Given request → Copy all lines that contain the word "Years".

Supplied material →
╔══

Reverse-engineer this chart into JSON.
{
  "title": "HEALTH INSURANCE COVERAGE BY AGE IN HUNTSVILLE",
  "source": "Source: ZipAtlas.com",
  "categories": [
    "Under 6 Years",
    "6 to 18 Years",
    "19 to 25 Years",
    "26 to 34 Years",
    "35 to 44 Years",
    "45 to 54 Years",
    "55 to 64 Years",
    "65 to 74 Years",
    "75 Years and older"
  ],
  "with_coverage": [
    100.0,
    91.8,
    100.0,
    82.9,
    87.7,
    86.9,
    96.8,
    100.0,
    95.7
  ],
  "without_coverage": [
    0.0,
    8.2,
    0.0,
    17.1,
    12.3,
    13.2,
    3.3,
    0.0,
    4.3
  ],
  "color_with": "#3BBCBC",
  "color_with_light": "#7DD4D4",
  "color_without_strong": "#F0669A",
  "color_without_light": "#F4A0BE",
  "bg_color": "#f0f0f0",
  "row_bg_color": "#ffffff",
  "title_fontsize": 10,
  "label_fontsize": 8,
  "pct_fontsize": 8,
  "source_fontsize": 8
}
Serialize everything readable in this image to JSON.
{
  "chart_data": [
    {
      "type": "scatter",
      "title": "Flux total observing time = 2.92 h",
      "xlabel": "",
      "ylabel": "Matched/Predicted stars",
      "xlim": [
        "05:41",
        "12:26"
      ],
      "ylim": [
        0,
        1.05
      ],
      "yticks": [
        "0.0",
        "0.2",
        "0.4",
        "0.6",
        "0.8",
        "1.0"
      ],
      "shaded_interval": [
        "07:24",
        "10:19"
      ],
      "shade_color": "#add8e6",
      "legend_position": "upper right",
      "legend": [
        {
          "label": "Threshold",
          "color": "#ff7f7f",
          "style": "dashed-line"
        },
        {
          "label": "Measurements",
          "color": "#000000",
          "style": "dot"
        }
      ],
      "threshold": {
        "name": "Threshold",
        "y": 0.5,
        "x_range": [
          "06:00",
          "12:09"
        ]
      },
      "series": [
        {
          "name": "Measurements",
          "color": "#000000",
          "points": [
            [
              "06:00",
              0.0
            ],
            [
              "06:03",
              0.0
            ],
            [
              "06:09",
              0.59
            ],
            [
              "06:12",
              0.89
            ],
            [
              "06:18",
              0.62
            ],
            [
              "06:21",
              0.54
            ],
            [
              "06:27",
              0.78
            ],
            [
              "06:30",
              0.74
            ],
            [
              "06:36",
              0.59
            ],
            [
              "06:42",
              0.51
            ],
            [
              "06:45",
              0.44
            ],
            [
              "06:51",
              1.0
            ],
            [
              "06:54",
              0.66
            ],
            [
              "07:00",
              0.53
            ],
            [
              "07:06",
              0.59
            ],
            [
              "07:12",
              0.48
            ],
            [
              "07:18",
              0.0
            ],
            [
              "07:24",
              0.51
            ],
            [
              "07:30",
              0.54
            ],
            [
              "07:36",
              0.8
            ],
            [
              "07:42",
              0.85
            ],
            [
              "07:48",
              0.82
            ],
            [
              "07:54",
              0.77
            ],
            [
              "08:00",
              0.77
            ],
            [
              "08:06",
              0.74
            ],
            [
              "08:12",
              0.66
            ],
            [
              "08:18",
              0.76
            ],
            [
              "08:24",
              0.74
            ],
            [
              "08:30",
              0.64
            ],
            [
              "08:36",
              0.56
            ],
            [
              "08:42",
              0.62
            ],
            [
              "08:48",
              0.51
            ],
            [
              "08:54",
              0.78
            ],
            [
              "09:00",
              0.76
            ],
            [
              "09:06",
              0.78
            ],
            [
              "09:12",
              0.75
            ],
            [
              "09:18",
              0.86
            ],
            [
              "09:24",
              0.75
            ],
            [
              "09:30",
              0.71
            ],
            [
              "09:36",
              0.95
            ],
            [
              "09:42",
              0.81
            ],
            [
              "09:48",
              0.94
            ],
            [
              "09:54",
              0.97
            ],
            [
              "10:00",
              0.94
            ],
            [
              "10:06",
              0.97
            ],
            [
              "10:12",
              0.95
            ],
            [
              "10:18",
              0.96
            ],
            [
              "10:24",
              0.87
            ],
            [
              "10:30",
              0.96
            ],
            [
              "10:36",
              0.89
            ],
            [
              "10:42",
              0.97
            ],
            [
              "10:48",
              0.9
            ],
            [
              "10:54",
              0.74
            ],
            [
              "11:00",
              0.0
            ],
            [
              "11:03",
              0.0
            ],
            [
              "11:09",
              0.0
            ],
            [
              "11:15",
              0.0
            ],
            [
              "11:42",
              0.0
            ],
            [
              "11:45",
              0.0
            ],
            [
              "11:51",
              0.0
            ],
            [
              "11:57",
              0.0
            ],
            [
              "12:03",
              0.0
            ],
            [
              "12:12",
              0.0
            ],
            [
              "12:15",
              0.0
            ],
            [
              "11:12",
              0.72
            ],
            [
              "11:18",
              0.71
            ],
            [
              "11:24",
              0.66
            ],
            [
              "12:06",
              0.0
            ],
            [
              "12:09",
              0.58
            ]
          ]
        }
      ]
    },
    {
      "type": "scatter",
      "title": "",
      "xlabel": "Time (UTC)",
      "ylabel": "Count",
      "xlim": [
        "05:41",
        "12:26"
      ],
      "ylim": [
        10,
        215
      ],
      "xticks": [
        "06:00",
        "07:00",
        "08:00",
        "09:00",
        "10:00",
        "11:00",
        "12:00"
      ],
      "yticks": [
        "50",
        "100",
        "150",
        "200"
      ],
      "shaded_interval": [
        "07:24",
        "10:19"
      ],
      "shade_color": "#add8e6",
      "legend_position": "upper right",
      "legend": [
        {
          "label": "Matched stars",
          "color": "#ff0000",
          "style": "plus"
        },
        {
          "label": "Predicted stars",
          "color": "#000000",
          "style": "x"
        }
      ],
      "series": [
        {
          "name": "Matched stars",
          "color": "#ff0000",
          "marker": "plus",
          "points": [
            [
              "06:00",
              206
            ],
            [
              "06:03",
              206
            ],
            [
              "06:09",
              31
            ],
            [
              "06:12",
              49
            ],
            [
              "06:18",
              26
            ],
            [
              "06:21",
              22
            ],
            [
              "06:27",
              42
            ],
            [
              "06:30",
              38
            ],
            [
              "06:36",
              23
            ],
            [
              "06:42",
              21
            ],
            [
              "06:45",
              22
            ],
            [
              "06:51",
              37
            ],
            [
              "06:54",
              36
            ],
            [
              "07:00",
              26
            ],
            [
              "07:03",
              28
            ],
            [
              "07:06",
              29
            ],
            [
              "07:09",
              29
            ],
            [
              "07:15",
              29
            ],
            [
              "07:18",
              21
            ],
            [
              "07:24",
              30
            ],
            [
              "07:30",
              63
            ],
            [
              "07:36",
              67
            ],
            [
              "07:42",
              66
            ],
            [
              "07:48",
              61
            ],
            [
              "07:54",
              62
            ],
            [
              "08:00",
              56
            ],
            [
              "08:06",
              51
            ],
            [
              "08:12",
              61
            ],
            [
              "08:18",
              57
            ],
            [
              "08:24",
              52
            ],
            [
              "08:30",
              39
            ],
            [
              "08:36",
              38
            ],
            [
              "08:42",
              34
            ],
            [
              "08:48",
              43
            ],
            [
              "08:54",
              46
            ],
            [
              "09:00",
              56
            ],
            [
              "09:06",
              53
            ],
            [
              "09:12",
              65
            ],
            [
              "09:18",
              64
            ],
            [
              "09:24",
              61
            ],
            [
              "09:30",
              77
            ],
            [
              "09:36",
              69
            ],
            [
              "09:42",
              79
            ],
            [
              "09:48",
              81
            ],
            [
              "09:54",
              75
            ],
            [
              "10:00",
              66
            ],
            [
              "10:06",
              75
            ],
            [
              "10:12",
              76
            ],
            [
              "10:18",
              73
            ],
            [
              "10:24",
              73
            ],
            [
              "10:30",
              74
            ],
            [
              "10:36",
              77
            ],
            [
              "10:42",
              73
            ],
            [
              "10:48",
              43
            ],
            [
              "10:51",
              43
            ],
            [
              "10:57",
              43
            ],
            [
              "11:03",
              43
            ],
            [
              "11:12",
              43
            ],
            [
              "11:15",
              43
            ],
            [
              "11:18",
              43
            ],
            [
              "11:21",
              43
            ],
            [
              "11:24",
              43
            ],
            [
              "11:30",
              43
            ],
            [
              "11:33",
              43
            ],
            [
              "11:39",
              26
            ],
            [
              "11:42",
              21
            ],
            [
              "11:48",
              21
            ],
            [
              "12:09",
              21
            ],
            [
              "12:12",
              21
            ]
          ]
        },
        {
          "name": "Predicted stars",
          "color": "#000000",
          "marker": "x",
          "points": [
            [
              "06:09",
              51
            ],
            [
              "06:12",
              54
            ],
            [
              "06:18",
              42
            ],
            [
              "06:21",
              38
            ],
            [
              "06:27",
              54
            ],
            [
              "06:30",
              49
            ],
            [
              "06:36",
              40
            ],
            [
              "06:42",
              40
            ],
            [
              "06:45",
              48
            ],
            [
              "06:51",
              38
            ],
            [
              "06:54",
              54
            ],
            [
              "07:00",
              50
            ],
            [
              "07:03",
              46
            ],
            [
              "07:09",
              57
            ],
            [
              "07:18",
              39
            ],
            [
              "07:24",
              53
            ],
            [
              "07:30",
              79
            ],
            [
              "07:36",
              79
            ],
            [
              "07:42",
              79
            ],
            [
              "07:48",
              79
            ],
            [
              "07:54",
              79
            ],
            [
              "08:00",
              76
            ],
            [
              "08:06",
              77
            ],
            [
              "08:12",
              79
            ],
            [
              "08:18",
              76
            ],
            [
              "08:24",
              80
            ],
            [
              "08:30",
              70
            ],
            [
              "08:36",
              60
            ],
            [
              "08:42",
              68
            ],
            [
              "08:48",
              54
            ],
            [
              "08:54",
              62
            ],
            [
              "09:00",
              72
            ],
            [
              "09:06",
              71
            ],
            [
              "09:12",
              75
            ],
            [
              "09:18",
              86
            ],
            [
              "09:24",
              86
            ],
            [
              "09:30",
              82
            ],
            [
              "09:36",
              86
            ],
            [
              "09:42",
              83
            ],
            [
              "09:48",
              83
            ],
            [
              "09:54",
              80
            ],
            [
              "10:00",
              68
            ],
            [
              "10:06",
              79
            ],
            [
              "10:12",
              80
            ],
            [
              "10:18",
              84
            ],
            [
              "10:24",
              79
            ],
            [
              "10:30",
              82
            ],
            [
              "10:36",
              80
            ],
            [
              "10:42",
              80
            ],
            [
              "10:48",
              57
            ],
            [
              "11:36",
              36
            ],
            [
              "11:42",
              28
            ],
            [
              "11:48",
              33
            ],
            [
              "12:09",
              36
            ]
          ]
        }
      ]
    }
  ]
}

╚══

Written answer →
    "Under 6 Years",
    "6 to 18 Years",
    "19 to 25 Years",
    "26 to 34 Years",
    "35 to 44 Years",
    "45 to 54 Years",
    "55 to 64 Years",
    "65 to 74 Years",
    "75 Years and older"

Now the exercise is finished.